EXTRACTED MATERIAL:
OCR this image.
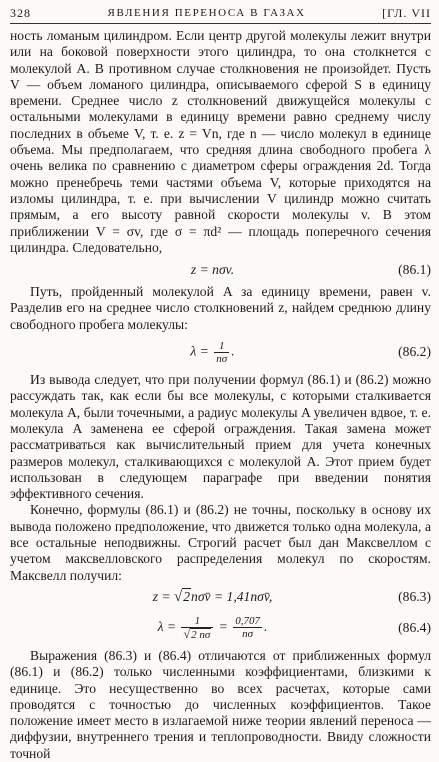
328	ЯВЛЕНИЯ ПЕРЕНОСА В ГАЗАХ	[ГЛ. VII

ность ломаным цилиндром. Если центр другой молекулы лежит внутри или на боковой поверхности этого цилиндра, то она столкнется с молекулой A. В противном случае столкновения не произойдет. Пусть V — объем ломаного цилиндра, описываемого сферой S в единицу времени. Среднее число z столкновений движущейся молекулы с остальными молекулами в единицу времени равно среднему числу последних в объеме V, т. е. z = Vn, где n — число молекул в единице объема. Мы предполагаем, что средняя длина свободного пробега λ очень велика по сравнению с диаметром сферы ограждения 2d. Тогда можно пренебречь теми частями объема V, которые приходятся на изломы цилиндра, т. е. при вычислении V цилиндр можно считать прямым, а его высоту равной скорости молекулы v. В этом приближении V = σv, где σ = πd² — площадь поперечного сечения цилиндра. Следовательно,

z = nσv.	(86.1)

Путь, пройденный молекулой A за единицу времени, равен v. Разделив его на среднее число столкновений z, найдем среднюю длину свободного пробега молекулы:

$\lambda = \frac{1}{n\sigma}$ .	(86.2)

Из вывода следует, что при получении формул (86.1) и (86.2) можно рассуждать так, как если бы все молекулы, с которыми сталкивается молекула A, были точечными, а радиус молекулы A увеличен вдвое, т. е. молекула A заменена ее сферой ограждения. Такая замена может рассматриваться как вычислительный прием для учета конечных размеров молекул, сталкивающихся с молекулой A. Этот прием будет использован в следующем параграфе при введении понятия эффективного сечения.

Конечно, формулы (86.1) и (86.2) не точны, поскольку в основу их вывода положено предположение, что движется только одна молекула, а все остальные неподвижны. Строгий расчет был дан Максвеллом с учетом максвелловского распределения молекул по скоростям. Максвелл получил:

z = √2nσv̄ = 1,41nσv̄,	(86.3)
$\lambda = \frac{1}{√2 n\sigma} = \frac{0,707}{n\sigma}$ .	(86.4)

Выражения (86.3) и (86.4) отличаются от приближенных формул (86.1) и (86.2) только численными коэффициентами, близкими к единице. Это несущественно во всех расчетах, которые сами проводятся с точностью до численных коэффициентов. Такое положение имеет место в излагаемой ниже теории явлений переноса — диффузии, внутреннего трения и теплопроводности. Ввиду сложности точной
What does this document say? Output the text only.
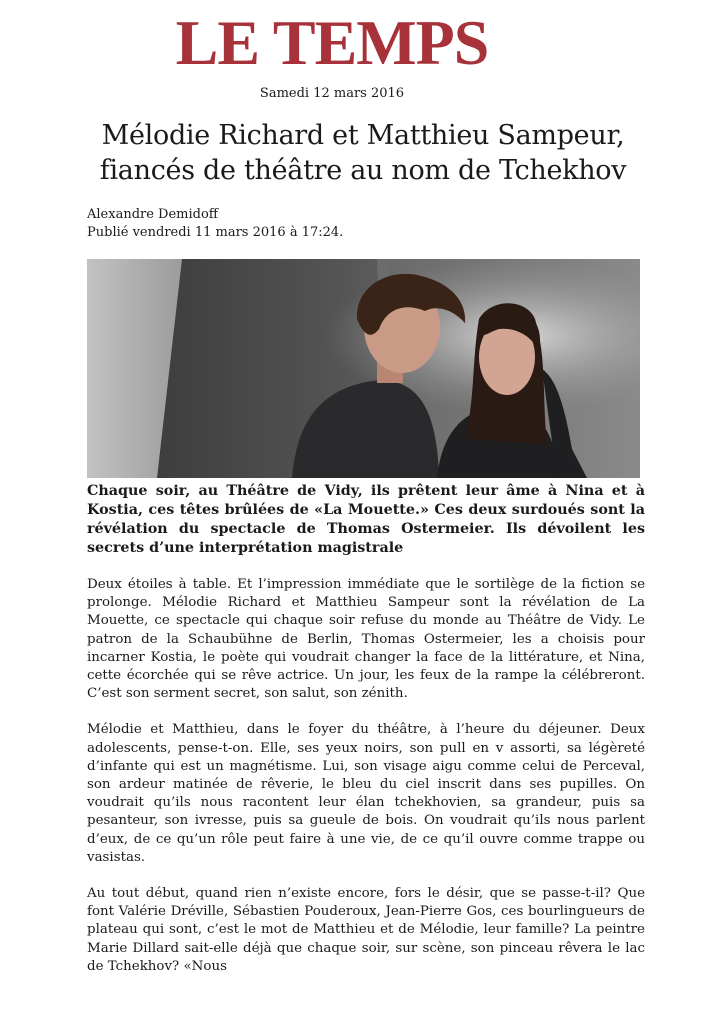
LE TEMPS
Samedi 12 mars 2016
Mélodie Richard et Matthieu Sampeur,
fiancés de théâtre au nom de Tchekhov
Alexandre Demidoff
Publié vendredi 11 mars 2016 à 17:24.

Chaque soir, au Théâtre de Vidy, ils prêtent leur âme à Nina et à Kostia, ces têtes brûlées de «La Mouette.» Ces deux surdoués sont la révélation du spectacle de Thomas Ostermeier. Ils dévoilent les secrets d’une interprétation magistrale

Deux étoiles à table. Et l’impression immédiate que le sortilège de la fiction se prolonge. Mélodie Richard et Matthieu Sampeur sont la révélation de La Mouette, ce spectacle qui chaque soir refuse du monde au Théâtre de Vidy. Le patron de la Schaubühne de Berlin, Thomas Ostermeier, les a choisis pour incarner Kostia, le poète qui voudrait changer la face de la littérature, et Nina, cette écorchée qui se rêve actrice. Un jour, les feux de la rampe la célébreront. C’est son serment secret, son salut, son zénith.

Mélodie et Matthieu, dans le foyer du théâtre, à l’heure du déjeuner. Deux adolescents, pense-t-on. Elle, ses yeux noirs, son pull en v assorti, sa légèreté d’infante qui est un magnétisme. Lui, son visage aigu comme celui de Perceval, son ardeur matinée de rêverie, le bleu du ciel inscrit dans ses pupilles. On voudrait qu’ils nous racontent leur élan tchekhovien, sa grandeur, puis sa pesanteur, son ivresse, puis sa gueule de bois. On voudrait qu’ils nous parlent d’eux, de ce qu’un rôle peut faire à une vie, de ce qu’il ouvre comme trappe ou vasistas.

Au tout début, quand rien n’existe encore, fors le désir, que se passe-t-il? Que font Valérie Dréville, Sébastien Pouderoux, Jean-Pierre Gos, ces bourlingueurs de plateau qui sont, c’est le mot de Matthieu et de Mélodie, leur famille? La peintre Marie Dillard sait-elle déjà que chaque soir, sur scène, son pinceau rêvera le lac de Tchekhov? «Nous
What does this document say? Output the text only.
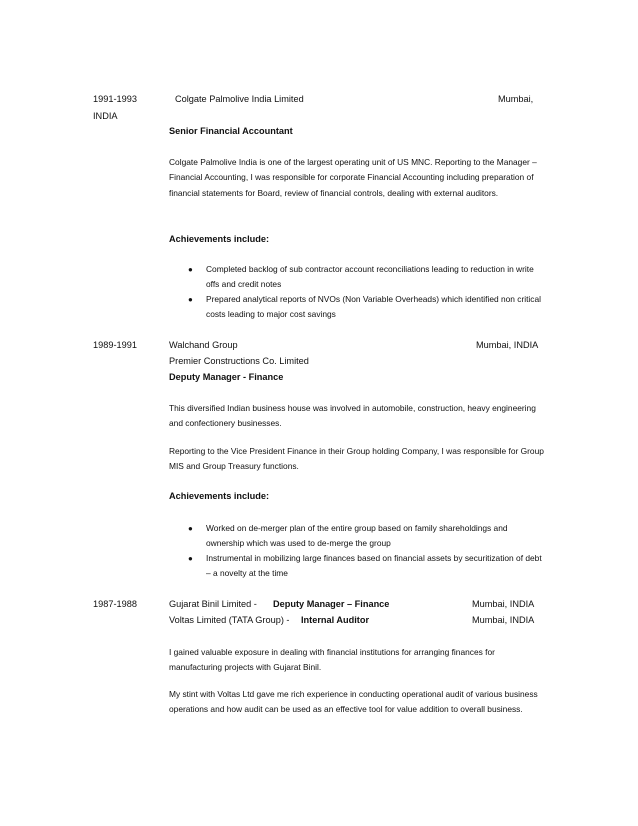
1991-1993	Colgate Palmolive India Limited	Mumbai,
INDIA
Senior Financial Accountant
Colgate Palmolive India is one of the largest operating unit of US MNC. Reporting to the Manager – Financial Accounting, I was responsible for corporate Financial Accounting including preparation of financial statements for Board, review of financial controls, dealing with external auditors.
Achievements include:
● Completed backlog of sub contractor account reconciliations leading to reduction in write offs and credit notes
● Prepared analytical reports of NVOs (Non Variable Overheads) which identified non critical costs leading to major cost savings
1989-1991	Walchand Group	Mumbai, INDIA
Premier Constructions Co. Limited
Deputy Manager - Finance
This diversified Indian business house was involved in automobile, construction, heavy engineering and confectionery businesses.
Reporting to the Vice President Finance in their Group holding Company, I was responsible for Group MIS and Group Treasury functions.
Achievements include:
● Worked on de-merger plan of the entire group based on family shareholdings and ownership which was used to de-merge the group
● Instrumental in mobilizing large finances based on financial assets by securitization of debt – a novelty at the time
1987-1988	Gujarat Binil Limited - Deputy Manager – Finance	Mumbai, INDIA
Voltas Limited (TATA Group) - Internal Auditor	Mumbai, INDIA
I gained valuable exposure in dealing with financial institutions for arranging finances for manufacturing projects with Gujarat Binil.
My stint with Voltas Ltd gave me rich experience in conducting operational audit of various business operations and how audit can be used as an effective tool for value addition to overall business.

STATED GOAL: In the entries above, find lines with "Voltas" and copy each.

RESULT OF THIS TASK:
Voltas Limited (TATA Group) - Internal Auditor	Mumbai, INDIA
My stint with Voltas Ltd gave me rich experience in conducting operational audit of various business operations and how audit can be used as an effective tool for value addition to overall business.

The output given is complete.